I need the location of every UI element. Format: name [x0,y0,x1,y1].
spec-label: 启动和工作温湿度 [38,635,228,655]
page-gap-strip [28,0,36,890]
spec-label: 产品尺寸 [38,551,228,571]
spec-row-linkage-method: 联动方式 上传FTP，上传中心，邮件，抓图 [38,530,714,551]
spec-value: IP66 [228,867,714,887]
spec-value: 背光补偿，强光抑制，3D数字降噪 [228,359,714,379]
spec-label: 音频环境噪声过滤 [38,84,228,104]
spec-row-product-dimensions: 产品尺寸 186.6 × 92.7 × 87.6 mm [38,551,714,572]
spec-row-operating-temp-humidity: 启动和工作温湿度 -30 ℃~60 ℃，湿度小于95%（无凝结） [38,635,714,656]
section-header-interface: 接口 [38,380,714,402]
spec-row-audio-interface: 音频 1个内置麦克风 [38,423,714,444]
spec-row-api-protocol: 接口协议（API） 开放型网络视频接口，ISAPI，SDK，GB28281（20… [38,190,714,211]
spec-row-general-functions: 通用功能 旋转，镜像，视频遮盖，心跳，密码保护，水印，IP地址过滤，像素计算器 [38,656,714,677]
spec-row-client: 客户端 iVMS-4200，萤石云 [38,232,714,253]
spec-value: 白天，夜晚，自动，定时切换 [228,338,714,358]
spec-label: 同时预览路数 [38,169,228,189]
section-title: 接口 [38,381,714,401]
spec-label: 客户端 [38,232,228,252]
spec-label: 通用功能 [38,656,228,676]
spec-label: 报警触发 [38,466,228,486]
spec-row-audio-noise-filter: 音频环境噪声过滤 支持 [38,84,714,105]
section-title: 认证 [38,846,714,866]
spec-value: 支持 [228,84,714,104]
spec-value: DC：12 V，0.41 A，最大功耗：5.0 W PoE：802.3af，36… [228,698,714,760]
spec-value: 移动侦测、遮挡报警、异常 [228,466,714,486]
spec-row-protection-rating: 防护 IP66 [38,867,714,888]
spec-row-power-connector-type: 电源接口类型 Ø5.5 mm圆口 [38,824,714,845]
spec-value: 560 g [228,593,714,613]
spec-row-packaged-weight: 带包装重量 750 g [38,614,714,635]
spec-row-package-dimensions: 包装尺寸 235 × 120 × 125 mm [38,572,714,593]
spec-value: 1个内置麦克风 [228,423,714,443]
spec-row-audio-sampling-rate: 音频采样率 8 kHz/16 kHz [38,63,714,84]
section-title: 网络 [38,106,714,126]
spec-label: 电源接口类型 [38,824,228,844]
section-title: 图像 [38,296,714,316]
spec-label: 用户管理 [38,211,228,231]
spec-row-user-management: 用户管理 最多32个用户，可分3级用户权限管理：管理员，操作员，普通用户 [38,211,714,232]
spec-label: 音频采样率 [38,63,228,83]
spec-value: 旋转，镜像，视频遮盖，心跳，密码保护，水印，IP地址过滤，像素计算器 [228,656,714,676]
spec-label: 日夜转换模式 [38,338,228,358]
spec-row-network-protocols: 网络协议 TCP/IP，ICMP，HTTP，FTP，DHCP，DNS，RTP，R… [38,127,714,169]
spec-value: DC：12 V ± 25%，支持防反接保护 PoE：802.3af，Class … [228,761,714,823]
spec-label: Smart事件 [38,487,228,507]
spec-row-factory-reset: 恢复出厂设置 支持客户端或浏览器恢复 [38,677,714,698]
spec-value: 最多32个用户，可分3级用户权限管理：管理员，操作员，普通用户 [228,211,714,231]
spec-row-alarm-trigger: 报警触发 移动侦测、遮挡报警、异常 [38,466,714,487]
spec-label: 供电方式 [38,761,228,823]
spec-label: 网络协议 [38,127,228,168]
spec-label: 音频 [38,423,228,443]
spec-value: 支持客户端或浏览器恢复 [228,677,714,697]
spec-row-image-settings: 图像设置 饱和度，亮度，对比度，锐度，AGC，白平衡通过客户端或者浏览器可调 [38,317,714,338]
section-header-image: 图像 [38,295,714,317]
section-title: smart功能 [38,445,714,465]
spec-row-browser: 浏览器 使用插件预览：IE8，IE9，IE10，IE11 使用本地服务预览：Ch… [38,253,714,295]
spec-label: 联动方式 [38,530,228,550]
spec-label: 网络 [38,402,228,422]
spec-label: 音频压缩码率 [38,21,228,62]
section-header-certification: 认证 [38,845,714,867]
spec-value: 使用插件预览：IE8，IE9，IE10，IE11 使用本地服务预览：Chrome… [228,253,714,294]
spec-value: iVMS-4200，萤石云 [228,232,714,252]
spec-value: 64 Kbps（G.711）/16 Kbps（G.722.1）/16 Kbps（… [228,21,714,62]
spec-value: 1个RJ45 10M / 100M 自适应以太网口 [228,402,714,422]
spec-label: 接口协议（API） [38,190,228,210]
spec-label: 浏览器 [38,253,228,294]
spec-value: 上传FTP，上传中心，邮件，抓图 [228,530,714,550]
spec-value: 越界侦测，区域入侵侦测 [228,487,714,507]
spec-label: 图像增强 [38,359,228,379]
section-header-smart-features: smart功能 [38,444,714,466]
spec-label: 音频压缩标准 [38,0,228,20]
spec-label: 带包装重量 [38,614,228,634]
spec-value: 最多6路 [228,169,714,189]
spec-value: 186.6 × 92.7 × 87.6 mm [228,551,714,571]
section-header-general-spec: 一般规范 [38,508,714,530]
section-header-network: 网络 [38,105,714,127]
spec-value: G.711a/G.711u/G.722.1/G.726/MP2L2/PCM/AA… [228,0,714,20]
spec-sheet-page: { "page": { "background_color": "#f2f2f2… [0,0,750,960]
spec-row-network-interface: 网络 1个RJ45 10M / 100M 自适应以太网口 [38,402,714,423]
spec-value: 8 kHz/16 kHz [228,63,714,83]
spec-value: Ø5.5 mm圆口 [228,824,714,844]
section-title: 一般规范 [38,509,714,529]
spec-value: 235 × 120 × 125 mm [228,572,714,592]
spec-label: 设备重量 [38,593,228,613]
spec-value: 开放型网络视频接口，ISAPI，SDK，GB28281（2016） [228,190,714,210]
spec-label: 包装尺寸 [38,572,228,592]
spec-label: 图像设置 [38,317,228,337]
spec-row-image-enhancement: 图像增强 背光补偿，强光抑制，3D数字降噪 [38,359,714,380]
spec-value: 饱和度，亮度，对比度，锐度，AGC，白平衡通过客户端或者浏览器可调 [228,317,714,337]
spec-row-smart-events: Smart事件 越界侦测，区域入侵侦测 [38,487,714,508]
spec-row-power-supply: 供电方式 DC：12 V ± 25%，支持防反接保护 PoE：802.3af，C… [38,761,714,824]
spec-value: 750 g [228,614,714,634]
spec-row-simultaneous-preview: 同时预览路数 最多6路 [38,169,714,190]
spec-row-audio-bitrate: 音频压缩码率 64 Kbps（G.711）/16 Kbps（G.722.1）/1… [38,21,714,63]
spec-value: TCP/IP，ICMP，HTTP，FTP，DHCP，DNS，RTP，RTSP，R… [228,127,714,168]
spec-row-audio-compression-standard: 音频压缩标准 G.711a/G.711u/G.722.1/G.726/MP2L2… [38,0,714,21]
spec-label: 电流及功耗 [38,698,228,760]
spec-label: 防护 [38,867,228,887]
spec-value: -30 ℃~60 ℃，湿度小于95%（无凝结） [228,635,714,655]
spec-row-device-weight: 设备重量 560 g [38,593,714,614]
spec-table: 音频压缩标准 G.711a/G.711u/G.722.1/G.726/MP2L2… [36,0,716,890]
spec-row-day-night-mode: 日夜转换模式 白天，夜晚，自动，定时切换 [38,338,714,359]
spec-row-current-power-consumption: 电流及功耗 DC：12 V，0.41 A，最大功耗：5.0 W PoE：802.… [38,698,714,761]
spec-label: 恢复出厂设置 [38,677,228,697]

......

List every line in the entries above that contains the string "包装尺寸".

spec-row-package-dimensions: 包装尺寸 235 × 120 × 125 mm [38,572,714,593]
spec-label: 包装尺寸 [38,572,228,592]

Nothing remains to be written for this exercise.